Record set:
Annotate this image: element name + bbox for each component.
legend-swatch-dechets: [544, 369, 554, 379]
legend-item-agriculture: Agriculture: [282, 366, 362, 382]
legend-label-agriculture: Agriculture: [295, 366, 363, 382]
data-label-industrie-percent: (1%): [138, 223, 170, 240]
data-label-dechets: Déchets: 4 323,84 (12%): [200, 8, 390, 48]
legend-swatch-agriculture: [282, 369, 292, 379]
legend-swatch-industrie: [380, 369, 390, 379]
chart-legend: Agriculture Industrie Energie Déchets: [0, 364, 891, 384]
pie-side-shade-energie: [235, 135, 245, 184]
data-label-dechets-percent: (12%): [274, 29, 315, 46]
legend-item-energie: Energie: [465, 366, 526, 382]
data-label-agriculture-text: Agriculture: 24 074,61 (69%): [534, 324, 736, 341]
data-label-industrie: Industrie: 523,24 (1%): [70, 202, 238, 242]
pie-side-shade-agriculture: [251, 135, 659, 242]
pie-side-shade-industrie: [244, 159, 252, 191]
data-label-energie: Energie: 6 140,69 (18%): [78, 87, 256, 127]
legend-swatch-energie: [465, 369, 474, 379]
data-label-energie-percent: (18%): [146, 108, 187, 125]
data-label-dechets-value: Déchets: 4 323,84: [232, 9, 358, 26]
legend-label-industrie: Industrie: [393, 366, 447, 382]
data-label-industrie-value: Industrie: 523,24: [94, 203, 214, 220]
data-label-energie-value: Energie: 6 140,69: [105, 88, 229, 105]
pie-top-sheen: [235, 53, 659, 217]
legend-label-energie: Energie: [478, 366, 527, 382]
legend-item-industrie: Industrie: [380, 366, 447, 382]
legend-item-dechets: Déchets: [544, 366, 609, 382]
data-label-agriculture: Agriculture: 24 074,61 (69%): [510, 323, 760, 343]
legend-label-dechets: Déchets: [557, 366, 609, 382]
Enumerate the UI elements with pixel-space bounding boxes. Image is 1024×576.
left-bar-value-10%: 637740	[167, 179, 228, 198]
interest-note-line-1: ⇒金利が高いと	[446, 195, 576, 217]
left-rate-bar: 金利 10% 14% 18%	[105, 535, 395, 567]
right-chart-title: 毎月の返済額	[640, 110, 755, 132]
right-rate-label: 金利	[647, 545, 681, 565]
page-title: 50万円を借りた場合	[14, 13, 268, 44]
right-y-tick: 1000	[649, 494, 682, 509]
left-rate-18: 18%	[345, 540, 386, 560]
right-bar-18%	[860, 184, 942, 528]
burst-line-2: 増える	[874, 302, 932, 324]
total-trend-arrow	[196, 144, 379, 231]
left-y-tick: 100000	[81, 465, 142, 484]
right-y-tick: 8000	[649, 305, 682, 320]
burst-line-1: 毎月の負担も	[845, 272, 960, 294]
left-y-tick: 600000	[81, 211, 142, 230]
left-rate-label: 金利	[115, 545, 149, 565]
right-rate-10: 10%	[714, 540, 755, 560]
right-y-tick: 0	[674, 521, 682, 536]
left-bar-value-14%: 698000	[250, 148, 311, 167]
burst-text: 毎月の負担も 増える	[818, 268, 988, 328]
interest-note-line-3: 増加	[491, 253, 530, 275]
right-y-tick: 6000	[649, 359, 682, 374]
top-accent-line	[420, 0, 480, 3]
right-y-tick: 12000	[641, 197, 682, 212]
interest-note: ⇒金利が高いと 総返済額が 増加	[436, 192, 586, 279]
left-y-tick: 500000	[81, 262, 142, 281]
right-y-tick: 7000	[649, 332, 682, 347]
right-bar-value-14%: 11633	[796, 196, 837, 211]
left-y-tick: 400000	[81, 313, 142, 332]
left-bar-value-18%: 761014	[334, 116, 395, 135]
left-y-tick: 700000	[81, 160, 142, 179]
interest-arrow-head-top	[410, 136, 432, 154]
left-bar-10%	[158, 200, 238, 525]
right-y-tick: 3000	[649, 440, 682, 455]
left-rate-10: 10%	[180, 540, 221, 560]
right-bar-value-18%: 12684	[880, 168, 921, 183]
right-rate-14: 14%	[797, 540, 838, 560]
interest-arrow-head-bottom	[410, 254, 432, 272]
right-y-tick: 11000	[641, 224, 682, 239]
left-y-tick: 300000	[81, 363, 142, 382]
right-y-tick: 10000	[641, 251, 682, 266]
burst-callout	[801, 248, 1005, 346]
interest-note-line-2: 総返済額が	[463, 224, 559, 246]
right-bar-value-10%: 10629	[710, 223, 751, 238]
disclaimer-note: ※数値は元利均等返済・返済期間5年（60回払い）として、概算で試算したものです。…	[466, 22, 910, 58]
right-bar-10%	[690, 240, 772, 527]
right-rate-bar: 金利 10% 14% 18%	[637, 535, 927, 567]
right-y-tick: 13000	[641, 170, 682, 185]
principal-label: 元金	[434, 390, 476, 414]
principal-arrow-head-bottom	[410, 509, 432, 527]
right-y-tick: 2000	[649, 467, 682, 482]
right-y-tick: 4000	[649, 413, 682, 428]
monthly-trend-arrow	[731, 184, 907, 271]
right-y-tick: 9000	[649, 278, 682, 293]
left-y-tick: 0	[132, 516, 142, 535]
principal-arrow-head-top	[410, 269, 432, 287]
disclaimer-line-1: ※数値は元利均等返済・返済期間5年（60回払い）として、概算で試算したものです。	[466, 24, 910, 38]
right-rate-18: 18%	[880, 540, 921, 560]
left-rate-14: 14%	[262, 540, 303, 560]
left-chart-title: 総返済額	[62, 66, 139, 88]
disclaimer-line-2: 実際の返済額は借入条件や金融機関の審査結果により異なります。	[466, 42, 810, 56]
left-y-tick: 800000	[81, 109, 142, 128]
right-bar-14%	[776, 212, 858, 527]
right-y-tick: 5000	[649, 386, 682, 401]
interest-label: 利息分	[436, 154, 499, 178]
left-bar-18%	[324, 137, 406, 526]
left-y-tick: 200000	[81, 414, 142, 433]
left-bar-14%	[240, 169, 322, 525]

Do this: Reproduce all of the records above line for line, without altering anything.

Result for this task:
Annotate this image: element name + bbox for each component.
legend-swatch-dechets: [544, 369, 554, 379]
legend-item-agriculture: Agriculture: [282, 366, 362, 382]
legend-label-agriculture: Agriculture: [295, 366, 363, 382]
data-label-industrie-percent: (1%): [138, 223, 170, 240]
data-label-dechets: Déchets: 4 323,84 (12%): [200, 8, 390, 48]
legend-swatch-agriculture: [282, 369, 292, 379]
legend-swatch-industrie: [380, 369, 390, 379]
chart-legend: Agriculture Industrie Energie Déchets: [0, 364, 891, 384]
pie-side-shade-energie: [235, 135, 245, 184]
data-label-dechets-percent: (12%): [274, 29, 315, 46]
legend-item-energie: Energie: [465, 366, 526, 382]
data-label-agriculture-text: Agriculture: 24 074,61 (69%): [534, 324, 736, 341]
data-label-industrie: Industrie: 523,24 (1%): [70, 202, 238, 242]
pie-side-shade-agriculture: [251, 135, 659, 242]
pie-side-shade-industrie: [244, 159, 252, 191]
data-label-energie: Energie: 6 140,69 (18%): [78, 87, 256, 127]
legend-swatch-energie: [465, 369, 474, 379]
data-label-energie-percent: (18%): [146, 108, 187, 125]
data-label-dechets-value: Déchets: 4 323,84: [232, 9, 358, 26]
legend-label-industrie: Industrie: [393, 366, 447, 382]
data-label-industrie-value: Industrie: 523,24: [94, 203, 214, 220]
data-label-energie-value: Energie: 6 140,69: [105, 88, 229, 105]
pie-top-sheen: [235, 53, 659, 217]
legend-label-energie: Energie: [478, 366, 527, 382]
legend-item-industrie: Industrie: [380, 366, 447, 382]
legend-item-dechets: Déchets: [544, 366, 609, 382]
data-label-agriculture: Agriculture: 24 074,61 (69%): [510, 323, 760, 343]
legend-label-dechets: Déchets: [557, 366, 609, 382]
Enumerate the UI elements with pixel-space bounding boxes. Image is 1024×576.
left-bar-value-10%: 637740	[167, 179, 228, 198]
interest-note-line-1: ⇒金利が高いと	[446, 195, 576, 217]
left-rate-bar: 金利 10% 14% 18%	[105, 535, 395, 567]
right-chart-title: 毎月の返済額	[640, 110, 755, 132]
right-rate-label: 金利	[647, 545, 681, 565]
page-title: 50万円を借りた場合	[14, 13, 268, 44]
right-y-tick: 1000	[649, 494, 682, 509]
left-rate-18: 18%	[345, 540, 386, 560]
right-bar-18%	[860, 184, 942, 528]
burst-line-2: 増える	[874, 302, 932, 324]
total-trend-arrow	[196, 144, 379, 231]
left-y-tick: 100000	[81, 465, 142, 484]
right-y-tick: 8000	[649, 305, 682, 320]
burst-line-1: 毎月の負担も	[845, 272, 960, 294]
left-y-tick: 600000	[81, 211, 142, 230]
left-rate-label: 金利	[115, 545, 149, 565]
right-rate-10: 10%	[714, 540, 755, 560]
right-y-tick: 0	[674, 521, 682, 536]
left-bar-value-14%: 698000	[250, 148, 311, 167]
burst-text: 毎月の負担も 増える	[818, 268, 988, 328]
interest-note-line-3: 増加	[491, 253, 530, 275]
right-y-tick: 6000	[649, 359, 682, 374]
top-accent-line	[420, 0, 480, 3]
right-y-tick: 12000	[641, 197, 682, 212]
interest-note: ⇒金利が高いと 総返済額が 増加	[436, 192, 586, 279]
left-y-tick: 500000	[81, 262, 142, 281]
right-y-tick: 7000	[649, 332, 682, 347]
right-bar-value-14%: 11633	[796, 196, 837, 211]
left-y-tick: 400000	[81, 313, 142, 332]
left-bar-value-18%: 761014	[334, 116, 395, 135]
left-y-tick: 700000	[81, 160, 142, 179]
interest-arrow-head-top	[410, 136, 432, 154]
left-bar-10%	[158, 200, 238, 525]
right-y-tick: 3000	[649, 440, 682, 455]
left-rate-10: 10%	[180, 540, 221, 560]
right-bar-value-18%: 12684	[880, 168, 921, 183]
right-rate-14: 14%	[797, 540, 838, 560]
interest-arrow-head-bottom	[410, 254, 432, 272]
right-y-tick: 11000	[641, 224, 682, 239]
left-y-tick: 300000	[81, 363, 142, 382]
right-y-tick: 10000	[641, 251, 682, 266]
burst-callout	[801, 248, 1005, 346]
interest-note-line-2: 総返済額が	[463, 224, 559, 246]
right-bar-value-10%: 10629	[710, 223, 751, 238]
disclaimer-note: ※数値は元利均等返済・返済期間5年（60回払い）として、概算で試算したものです。…	[466, 22, 910, 58]
right-bar-10%	[690, 240, 772, 527]
right-rate-bar: 金利 10% 14% 18%	[637, 535, 927, 567]
right-y-tick: 13000	[641, 170, 682, 185]
principal-label: 元金	[434, 390, 476, 414]
principal-arrow-head-bottom	[410, 509, 432, 527]
right-y-tick: 2000	[649, 467, 682, 482]
right-y-tick: 4000	[649, 413, 682, 428]
monthly-trend-arrow	[731, 184, 907, 271]
right-y-tick: 9000	[649, 278, 682, 293]
left-y-tick: 0	[132, 516, 142, 535]
principal-arrow-head-top	[410, 269, 432, 287]
disclaimer-line-1: ※数値は元利均等返済・返済期間5年（60回払い）として、概算で試算したものです。	[466, 24, 910, 38]
right-rate-18: 18%	[880, 540, 921, 560]
left-rate-14: 14%	[262, 540, 303, 560]
left-chart-title: 総返済額	[62, 66, 139, 88]
disclaimer-line-2: 実際の返済額は借入条件や金融機関の審査結果により異なります。	[466, 42, 810, 56]
left-y-tick: 800000	[81, 109, 142, 128]
right-bar-14%	[776, 212, 858, 527]
right-y-tick: 5000	[649, 386, 682, 401]
interest-label: 利息分	[436, 154, 499, 178]
left-bar-18%	[324, 137, 406, 526]
left-y-tick: 200000	[81, 414, 142, 433]
left-bar-14%	[240, 169, 322, 525]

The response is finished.